EXERCISE OBJECTIVE: In the entries below, find every line holding the string "docteur" and collect it.

PROVIDED DATA:
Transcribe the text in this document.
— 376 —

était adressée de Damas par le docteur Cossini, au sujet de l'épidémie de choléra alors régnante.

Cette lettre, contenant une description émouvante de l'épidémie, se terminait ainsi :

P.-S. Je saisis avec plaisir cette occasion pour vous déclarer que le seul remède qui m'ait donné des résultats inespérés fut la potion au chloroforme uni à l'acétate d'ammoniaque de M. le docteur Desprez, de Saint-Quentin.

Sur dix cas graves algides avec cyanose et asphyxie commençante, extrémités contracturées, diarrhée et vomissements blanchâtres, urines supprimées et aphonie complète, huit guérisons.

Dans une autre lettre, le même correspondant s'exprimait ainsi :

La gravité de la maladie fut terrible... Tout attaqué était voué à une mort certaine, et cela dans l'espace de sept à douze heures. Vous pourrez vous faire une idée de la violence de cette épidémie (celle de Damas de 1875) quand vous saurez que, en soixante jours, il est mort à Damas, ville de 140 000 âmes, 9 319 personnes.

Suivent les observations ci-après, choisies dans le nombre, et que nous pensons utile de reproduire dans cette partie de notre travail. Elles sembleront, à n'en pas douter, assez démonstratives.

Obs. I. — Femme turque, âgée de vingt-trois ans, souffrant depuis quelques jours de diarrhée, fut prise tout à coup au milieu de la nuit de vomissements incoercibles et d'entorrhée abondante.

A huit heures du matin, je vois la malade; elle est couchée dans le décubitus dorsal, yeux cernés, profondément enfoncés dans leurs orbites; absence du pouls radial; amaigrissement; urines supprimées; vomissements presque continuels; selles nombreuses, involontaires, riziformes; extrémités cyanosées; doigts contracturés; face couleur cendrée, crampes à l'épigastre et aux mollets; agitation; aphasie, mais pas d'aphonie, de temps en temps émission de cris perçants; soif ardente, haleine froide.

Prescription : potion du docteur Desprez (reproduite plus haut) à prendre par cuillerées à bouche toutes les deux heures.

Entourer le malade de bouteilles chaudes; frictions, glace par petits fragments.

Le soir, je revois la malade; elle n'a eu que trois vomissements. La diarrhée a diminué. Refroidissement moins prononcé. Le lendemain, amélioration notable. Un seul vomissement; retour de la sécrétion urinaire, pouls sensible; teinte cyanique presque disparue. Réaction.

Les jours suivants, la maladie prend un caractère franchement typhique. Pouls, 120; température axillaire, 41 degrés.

FULL RESPONSE:
était adressée de Damas par le docteur Cossini, au sujet de l'épidémie de choléra alors régnante.
P.-S. Je saisis avec plaisir cette occasion pour vous déclarer que le seul remède qui m'ait donné des résultats inespérés fut la potion au chloroforme uni à l'acétate d'ammoniaque de M. le docteur Desprez, de Saint-Quentin.
Prescription : potion du docteur Desprez (reproduite plus haut) à prendre par cuillerées à bouche toutes les deux heures.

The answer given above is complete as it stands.